Where in Paris can you take in some Dutch masters including Rembrandt, ceilings by Tiepolo, medieval Venitian and Florentine works (Uccello, Botticelli), a Vigié-Lebrun portrait and watercolors and oils by JMW Turner ? The Louvre of course, but there’s a better place. More intimate, less crowded, very personal and just the right size for a couple hours visit without wearing you out is the Musée Jacquemart André. This museum is an art history text book in one concise and pleasant space. Swoon.
Visitors, then and today, quickly sense this unique place is not only a museum, above all it is a home. Moving through the house, visitors feel the warm atmosphere of a home and the owner’s personalities. There is a certain eclecticism. The couple had no descendants and thus left their entire, carefully selected, collection and their hotel particulier to the Institut de France. It is thus intact as it was when they died and it was converted into a museum. They spent their lives collecting exquisite pieces of art from all over Europe. Nélie and Edouard didn’t just bring home the easy to transport tableaux and souvenirs form their voyages. They also sought out and transported sculpture, furniture, wood paneling and ceilings and installed them in their sumptuous home. Imagine doing that when steam trains and ships were the best modes of transport to work with! The permanent collection is a real bijou and contains priceless works. Swoon.

* _Required work_:
A) Answer these questions from the passage on the Musée Jacquemart André:
(i) Which museum does it call a better place than the Louvre?
(ii) To which institution did the couple leave their collection and their hotel particulier?
(iii) Besides tableaux and souvenirs, what did Nélie and Edouard transport and install in their home?
B) Rewrite the part of the passage on the Musée Jacquemart André between "Where in Paris" and "pleasant space. Swoon.", inclusive, replacing "couple hours" with "few hours".
The lines that come after the passage on the Musée Jacquemart André are separate material and are not part of it.

Dataset rows
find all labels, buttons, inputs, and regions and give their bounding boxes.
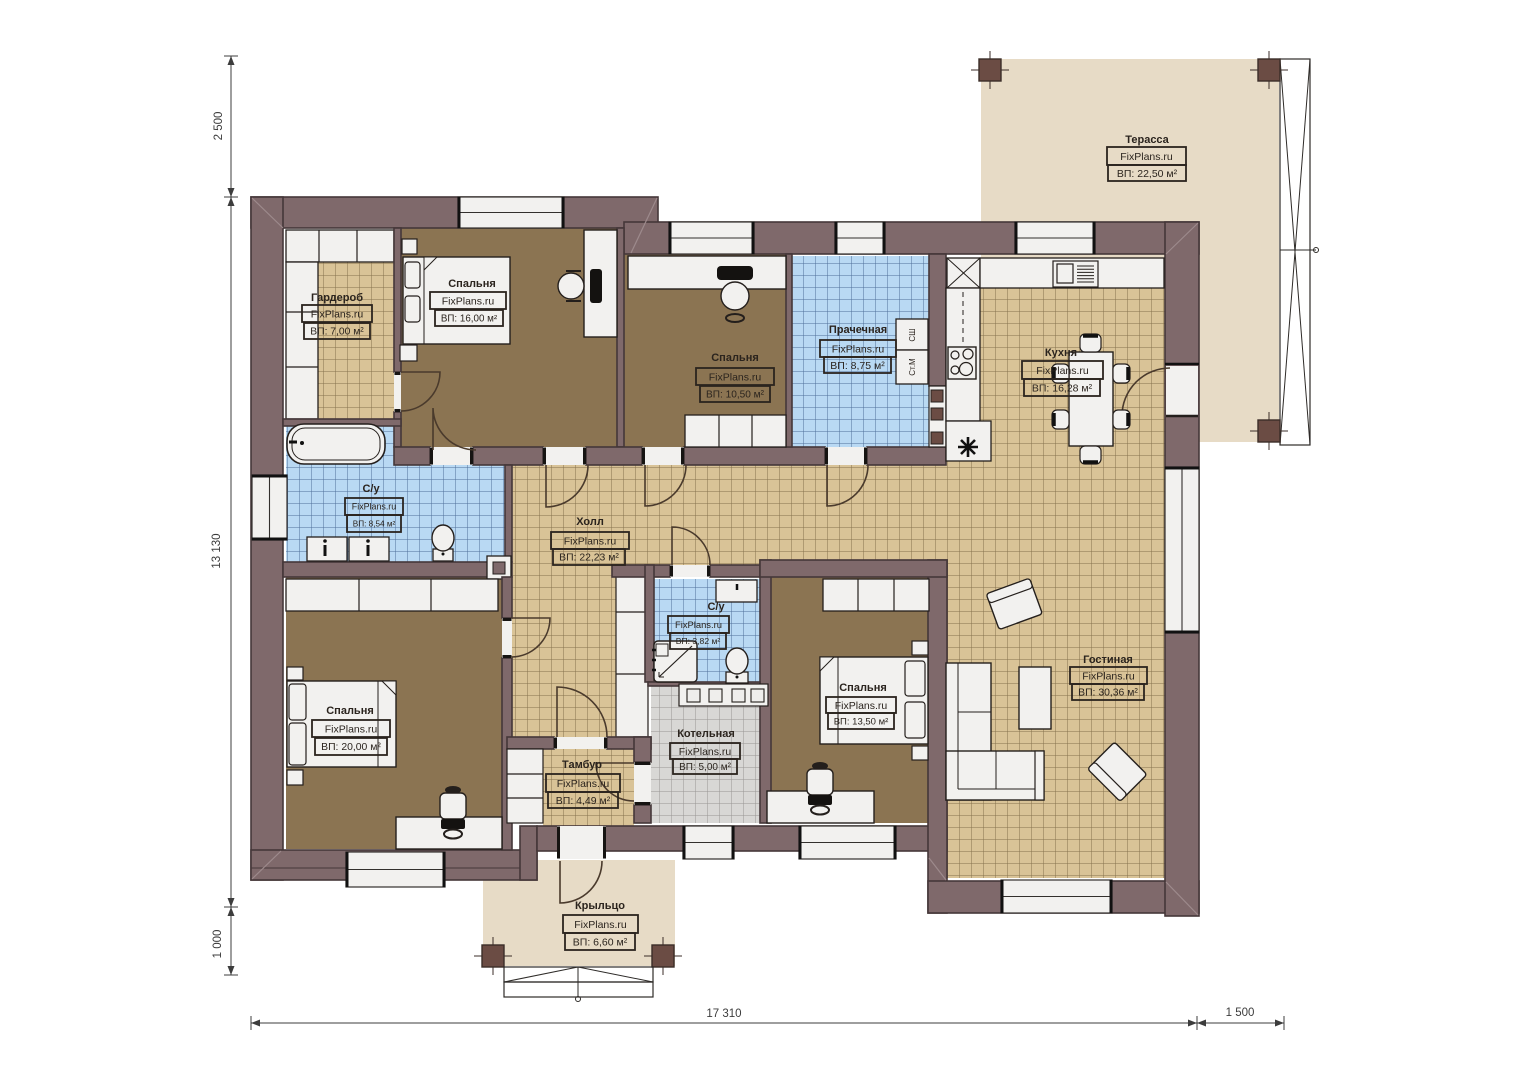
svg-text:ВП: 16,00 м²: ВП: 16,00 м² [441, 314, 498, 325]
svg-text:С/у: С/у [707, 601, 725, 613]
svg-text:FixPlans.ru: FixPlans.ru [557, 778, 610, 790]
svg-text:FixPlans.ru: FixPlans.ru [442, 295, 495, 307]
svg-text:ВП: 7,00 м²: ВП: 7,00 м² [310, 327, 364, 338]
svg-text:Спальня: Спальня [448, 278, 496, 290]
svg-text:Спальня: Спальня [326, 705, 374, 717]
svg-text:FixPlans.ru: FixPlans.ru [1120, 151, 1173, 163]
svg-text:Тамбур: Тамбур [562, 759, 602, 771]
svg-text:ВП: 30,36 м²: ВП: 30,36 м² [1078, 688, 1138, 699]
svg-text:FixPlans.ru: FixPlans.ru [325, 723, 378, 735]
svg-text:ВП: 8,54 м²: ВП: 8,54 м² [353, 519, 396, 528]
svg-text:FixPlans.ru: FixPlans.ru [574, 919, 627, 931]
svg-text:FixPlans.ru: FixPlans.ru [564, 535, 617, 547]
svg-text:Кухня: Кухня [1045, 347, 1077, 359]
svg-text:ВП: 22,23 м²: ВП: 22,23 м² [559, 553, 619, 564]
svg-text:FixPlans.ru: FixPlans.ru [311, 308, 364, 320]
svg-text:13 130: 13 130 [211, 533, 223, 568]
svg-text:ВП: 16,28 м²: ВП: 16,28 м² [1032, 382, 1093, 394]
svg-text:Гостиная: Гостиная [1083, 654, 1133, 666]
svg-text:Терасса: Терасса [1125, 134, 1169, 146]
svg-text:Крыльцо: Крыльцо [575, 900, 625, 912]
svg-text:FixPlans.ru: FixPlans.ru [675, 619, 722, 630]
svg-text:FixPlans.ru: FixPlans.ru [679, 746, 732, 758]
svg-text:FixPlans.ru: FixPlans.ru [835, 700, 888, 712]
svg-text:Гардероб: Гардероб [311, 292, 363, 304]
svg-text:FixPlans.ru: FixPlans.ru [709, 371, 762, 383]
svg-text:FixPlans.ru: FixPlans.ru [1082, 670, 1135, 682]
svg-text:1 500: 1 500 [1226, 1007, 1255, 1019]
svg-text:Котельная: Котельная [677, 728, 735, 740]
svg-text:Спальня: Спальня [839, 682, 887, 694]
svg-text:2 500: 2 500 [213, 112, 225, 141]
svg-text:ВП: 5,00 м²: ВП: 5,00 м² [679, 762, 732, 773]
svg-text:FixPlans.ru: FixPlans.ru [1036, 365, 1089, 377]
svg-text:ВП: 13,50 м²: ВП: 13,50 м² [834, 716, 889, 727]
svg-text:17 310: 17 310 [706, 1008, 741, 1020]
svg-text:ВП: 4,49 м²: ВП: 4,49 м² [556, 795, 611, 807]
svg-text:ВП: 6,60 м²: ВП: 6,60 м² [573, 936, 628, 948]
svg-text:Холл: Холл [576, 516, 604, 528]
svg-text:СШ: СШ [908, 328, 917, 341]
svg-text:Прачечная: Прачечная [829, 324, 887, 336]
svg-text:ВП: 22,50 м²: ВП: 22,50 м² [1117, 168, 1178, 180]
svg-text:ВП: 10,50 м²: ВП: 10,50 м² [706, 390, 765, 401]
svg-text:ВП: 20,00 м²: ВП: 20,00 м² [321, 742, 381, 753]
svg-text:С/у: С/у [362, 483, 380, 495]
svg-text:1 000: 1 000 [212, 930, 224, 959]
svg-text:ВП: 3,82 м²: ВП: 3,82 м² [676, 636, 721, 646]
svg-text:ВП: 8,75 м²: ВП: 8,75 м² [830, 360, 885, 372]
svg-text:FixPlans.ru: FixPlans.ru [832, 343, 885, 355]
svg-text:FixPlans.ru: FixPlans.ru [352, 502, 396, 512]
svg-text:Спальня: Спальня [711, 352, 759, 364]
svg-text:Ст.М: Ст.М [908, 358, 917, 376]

--

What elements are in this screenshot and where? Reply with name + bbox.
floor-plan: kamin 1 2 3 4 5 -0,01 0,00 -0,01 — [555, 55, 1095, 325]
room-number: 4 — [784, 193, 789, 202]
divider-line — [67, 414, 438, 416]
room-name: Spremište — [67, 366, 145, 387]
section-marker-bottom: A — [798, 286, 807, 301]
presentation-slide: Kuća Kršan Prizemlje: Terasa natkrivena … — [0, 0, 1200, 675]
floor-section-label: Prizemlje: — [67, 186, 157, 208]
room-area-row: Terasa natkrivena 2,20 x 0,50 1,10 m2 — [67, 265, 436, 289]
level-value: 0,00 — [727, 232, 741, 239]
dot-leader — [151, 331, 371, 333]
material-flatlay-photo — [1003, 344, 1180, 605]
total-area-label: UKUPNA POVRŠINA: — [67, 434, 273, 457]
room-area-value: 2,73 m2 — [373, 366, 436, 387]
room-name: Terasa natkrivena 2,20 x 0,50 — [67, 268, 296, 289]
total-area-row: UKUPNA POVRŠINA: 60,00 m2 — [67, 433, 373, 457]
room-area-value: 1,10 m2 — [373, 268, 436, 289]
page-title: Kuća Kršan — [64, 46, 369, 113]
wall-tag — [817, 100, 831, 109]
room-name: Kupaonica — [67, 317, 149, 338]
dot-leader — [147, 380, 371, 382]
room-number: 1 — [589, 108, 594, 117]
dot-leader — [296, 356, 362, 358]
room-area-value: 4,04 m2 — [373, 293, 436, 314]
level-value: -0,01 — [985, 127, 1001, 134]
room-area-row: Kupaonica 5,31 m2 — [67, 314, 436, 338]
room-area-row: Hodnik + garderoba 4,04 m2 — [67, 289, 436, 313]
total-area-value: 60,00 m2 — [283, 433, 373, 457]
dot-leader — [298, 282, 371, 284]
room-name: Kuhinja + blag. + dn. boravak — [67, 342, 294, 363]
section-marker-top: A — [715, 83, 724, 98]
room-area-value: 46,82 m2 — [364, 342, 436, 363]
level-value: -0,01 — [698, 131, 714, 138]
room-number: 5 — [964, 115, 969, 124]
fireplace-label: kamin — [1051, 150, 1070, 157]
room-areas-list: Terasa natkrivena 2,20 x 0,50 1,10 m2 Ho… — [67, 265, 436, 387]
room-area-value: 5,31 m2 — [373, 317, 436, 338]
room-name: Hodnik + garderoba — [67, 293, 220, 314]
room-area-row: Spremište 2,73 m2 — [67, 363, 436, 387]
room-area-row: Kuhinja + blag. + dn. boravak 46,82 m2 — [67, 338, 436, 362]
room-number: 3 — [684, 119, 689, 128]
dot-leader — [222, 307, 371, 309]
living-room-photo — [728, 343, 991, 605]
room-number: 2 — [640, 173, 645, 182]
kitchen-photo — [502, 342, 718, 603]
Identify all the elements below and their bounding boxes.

--

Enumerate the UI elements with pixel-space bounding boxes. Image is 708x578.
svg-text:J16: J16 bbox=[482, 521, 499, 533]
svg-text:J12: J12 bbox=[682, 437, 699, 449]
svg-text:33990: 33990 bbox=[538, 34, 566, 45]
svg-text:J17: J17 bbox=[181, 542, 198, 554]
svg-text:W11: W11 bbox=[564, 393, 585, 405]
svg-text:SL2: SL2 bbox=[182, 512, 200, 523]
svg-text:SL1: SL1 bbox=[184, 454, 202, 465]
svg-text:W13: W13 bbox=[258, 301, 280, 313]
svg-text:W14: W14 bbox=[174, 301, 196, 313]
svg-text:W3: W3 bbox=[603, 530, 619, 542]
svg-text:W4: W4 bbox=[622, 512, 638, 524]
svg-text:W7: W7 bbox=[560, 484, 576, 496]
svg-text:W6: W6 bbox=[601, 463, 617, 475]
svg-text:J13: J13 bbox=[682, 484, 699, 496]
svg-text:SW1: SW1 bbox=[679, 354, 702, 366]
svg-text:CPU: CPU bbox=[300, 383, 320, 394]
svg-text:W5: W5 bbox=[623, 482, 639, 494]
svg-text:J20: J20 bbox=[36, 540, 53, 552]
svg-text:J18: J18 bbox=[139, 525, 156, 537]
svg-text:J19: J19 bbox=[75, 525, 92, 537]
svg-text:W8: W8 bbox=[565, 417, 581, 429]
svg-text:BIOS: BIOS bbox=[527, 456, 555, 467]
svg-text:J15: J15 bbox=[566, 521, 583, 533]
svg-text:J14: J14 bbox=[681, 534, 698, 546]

* _Answers provided_:
A)
(i) The Musée Jacquemart André.
(ii) The Institut de France.
(iii) Sculpture, furniture, wood paneling and ceilings.

B)
Where in Paris can you take in some Dutch masters including Rembrandt, ceilings by Tiepolo, medieval Venitian and Florentine works (Uccello, Botticelli), a Vigié-Lebrun portrait and watercolors and oils by JMW Turner ? The Louvre of course, but there’s a better place. More intimate, less crowded, very personal and just the right size for a few hours visit without wearing you out is the Musée Jacquemart André. This museum is an art history text book in one concise and pleasant space. Swoon.